**Work instruction 1:** Summarize the introduction on deoxynivalenol in two sentences.
**Work instruction 2:** In the introduction on deoxynivalenol, rewrite the passage between "Keywords: deoxynivalenol, feeding" and "and Oswald, 2014).", inclusive, substituting "farm animals" for "livestock animals".

**Selected extract:**
%%
Keywords: deoxynivalenol, feeding behavior, growth, mycotoxin, pig
INTRODUCTION
Trichothecene mycotoxins are closely related compounds produced by several Fusarium species mostly in cereals and grains. Among these, deoxynivalenol (DON) is often associated to a reduced performance in livestock animals with symptoms including feed refusal, reduced growth, and digestive disorders. Pigs are the most sensitive among farm animals because they have limited metabolic ability to transform DON into less toxic products (Wu et al., 2010). The susceptibility of pigs to DON is also related to their cereal-rich diet which increases their exposure probability (Pinton and Oswald, 2014).
In swine, as in other animal species toxic effects of DON include protein synthesis inhibition (Dänicke et al., 2006), neuroendocrine changes (Bonnet et al., 2012), inflammatory effect (Alassane-Kpembi et al., 2017a), damages to intestinal epithelial cells leading to loss of barrier functions (Pinton et al., 2010), and vomiting among others (Payros et al., 2016). Reported effects in gilts include ovarian lesions and a dose-dependent decreased linear trend in fetal weight and length (Friend et al., 1983; Gerez et al., 2017). In terms of growth, the most highlighted effect of DON is its negative impact on feed intake with subsequent effects on growth rate. However, there is high variability within reports about its impact severity because the toxic effects are highly dependent on dose and source of the toxin, animal age, duration of exposure, and interaction with other compounds, e.g., other mycotoxin (EFSA, 2017).
%%
**Data for analysis:**
%%
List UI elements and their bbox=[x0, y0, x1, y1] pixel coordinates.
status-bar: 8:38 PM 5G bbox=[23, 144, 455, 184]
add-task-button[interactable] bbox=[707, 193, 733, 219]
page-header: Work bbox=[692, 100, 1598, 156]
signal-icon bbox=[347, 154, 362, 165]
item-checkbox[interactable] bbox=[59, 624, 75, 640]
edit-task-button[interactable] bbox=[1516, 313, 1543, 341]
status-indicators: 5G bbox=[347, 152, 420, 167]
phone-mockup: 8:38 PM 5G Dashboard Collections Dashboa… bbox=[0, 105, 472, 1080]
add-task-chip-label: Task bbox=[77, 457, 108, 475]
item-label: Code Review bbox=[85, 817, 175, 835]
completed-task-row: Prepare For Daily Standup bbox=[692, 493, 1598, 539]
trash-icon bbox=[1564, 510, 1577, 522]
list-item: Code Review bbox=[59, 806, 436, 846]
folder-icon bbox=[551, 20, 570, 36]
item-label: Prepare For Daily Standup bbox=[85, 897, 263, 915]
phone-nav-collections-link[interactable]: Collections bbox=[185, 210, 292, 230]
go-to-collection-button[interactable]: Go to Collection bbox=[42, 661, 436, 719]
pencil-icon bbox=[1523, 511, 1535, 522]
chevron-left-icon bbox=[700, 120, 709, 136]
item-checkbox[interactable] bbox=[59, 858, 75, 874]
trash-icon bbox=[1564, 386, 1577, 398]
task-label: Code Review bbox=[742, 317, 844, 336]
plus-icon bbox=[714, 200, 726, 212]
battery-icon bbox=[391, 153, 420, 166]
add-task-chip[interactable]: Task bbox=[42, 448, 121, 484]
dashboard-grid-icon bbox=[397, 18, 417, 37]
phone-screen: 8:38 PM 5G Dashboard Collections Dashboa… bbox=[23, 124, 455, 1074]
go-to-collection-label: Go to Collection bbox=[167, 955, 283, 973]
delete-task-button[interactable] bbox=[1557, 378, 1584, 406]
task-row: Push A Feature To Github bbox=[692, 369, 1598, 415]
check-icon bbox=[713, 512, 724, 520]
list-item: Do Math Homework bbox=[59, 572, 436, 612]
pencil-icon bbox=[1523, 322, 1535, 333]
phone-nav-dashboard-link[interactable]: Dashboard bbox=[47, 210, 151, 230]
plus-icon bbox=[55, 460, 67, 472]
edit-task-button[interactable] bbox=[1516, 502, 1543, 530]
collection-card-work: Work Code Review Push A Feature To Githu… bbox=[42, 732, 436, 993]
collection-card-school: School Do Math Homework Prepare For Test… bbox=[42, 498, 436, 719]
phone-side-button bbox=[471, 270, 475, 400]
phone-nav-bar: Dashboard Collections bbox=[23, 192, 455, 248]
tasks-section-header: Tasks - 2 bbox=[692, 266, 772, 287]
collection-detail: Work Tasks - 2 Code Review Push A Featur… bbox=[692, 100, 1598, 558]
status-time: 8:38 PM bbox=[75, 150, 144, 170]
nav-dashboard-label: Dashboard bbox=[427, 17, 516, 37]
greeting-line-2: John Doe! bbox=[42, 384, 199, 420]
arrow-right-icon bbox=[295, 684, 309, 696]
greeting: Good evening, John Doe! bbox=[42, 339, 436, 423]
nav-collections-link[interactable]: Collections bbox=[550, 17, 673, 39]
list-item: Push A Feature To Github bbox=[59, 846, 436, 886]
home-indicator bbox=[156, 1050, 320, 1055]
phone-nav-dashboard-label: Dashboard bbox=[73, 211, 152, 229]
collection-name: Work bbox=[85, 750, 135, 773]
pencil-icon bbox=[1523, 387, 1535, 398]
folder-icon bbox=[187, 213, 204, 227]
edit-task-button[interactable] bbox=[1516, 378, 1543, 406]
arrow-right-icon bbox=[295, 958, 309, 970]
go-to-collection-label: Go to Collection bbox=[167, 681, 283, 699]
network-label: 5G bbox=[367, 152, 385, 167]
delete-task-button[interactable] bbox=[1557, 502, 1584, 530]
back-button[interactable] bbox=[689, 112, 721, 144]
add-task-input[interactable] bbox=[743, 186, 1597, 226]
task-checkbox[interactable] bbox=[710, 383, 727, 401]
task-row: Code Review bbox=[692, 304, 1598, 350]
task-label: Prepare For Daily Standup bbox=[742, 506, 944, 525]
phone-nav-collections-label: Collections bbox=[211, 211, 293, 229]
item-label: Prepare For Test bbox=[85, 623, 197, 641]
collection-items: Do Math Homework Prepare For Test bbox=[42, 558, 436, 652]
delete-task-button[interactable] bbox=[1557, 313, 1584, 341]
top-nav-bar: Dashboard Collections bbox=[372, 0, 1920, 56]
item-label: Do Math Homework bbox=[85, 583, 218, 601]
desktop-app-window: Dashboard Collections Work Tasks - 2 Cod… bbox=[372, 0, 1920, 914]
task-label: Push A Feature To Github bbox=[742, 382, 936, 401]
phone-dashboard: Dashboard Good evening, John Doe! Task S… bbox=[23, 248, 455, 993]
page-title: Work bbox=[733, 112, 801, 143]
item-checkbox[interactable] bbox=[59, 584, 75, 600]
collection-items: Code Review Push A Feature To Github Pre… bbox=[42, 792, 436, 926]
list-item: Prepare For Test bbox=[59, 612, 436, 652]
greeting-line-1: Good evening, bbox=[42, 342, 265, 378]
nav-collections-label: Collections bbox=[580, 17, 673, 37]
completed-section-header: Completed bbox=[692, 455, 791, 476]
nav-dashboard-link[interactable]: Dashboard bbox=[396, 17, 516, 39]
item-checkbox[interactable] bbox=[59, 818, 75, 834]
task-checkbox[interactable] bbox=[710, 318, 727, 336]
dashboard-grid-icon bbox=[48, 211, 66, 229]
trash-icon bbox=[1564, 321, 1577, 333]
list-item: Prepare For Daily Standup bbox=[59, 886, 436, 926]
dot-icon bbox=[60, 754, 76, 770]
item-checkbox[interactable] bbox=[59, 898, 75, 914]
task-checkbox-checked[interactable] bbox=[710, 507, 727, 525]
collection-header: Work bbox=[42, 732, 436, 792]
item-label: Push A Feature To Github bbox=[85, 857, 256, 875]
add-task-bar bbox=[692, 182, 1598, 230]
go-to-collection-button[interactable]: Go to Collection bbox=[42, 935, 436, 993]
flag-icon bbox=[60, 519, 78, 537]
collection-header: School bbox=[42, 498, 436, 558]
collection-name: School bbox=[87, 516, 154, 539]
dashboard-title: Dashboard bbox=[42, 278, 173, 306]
%%
**Response area 1:** Deoxynivalenol (DON), a trichothecene mycotoxin produced by Fusarium species mostly in cereals and grains, reduces performance in livestock animals, and pigs are the most sensitive because they have limited ability to transform it into less toxic products and eat a cereal-rich diet. Its toxic effects in swine include protein synthesis inhibition, inflammation, intestinal damage and reduced feed intake and growth, though reported severity varies with dose, toxin source, animal age, exposure duration and interaction with other compounds.

**Response area 2:**
Keywords: deoxynivalenol, feeding behavior, growth, mycotoxin, pig
INTRODUCTION
Trichothecene mycotoxins are closely related compounds produced by several Fusarium species mostly in cereals and grains. Among these, deoxynivalenol (DON) is often associated to a reduced performance in farm animals with symptoms including feed refusal, reduced growth, and digestive disorders. Pigs are the most sensitive among farm animals because they have limited metabolic ability to transform DON into less toxic products (Wu et al., 2010). The susceptibility of pigs to DON is also related to their cereal-rich diet which increases their exposure probability (Pinton and Oswald, 2014).